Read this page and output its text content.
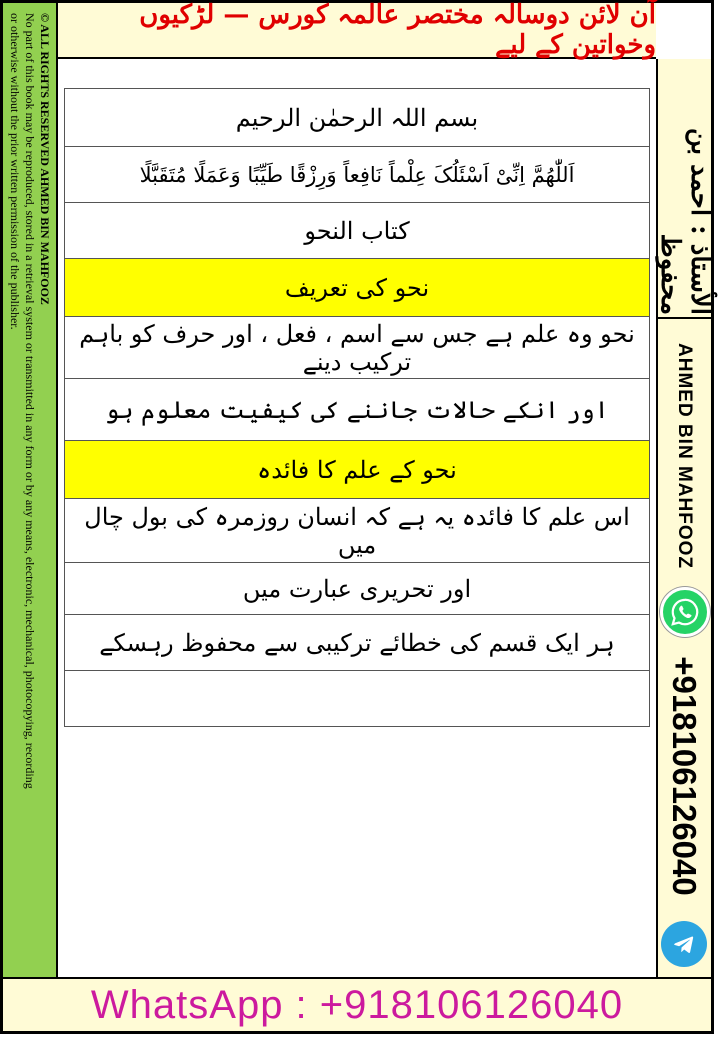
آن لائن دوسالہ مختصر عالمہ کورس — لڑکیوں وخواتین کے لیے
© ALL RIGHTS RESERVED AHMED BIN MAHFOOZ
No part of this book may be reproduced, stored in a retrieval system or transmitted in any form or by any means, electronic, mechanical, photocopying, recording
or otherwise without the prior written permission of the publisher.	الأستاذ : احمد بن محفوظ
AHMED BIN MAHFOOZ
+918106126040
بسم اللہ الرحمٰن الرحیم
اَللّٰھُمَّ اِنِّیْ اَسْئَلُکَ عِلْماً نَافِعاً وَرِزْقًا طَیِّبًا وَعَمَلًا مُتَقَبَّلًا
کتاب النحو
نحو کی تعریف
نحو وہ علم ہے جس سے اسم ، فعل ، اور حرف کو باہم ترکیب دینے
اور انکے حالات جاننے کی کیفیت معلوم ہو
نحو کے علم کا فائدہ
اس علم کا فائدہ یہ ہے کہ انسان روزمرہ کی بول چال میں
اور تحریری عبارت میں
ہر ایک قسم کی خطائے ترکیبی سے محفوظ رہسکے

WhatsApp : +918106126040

──────

_GOAL OF THE EXERCISE_
Quote all of the entries word for word, omitting any pictures.

_IN RESPONSE_
Read this page and output its text content.
آن لائن دوسالہ مختصر عالمہ کورس — لڑکیوں وخواتین کے لیے
© ALL RIGHTS RESERVED AHMED BIN MAHFOOZ
No part of this book may be reproduced, stored in a retrieval system or transmitted in any form or by any means, electronic, mechanical, photocopying, recording
or otherwise without the prior written permission of the publisher.	الأستاذ : احمد بن محفوظ
AHMED BIN MAHFOOZ
+918106126040
بسم اللہ الرحمٰن الرحیم
اَللّٰھُمَّ اِنِّیْ اَسْئَلُکَ عِلْماً نَافِعاً وَرِزْقًا طَیِّبًا وَعَمَلًا مُتَقَبَّلًا
کتاب النحو
نحو کی تعریف
نحو وہ علم ہے جس سے اسم ، فعل ، اور حرف کو باہم ترکیب دینے
اور انکے حالات جاننے کی کیفیت معلوم ہو
نحو کے علم کا فائدہ
اس علم کا فائدہ یہ ہے کہ انسان روزمرہ کی بول چال میں
اور تحریری عبارت میں
ہر ایک قسم کی خطائے ترکیبی سے محفوظ رہسکے

WhatsApp : +918106126040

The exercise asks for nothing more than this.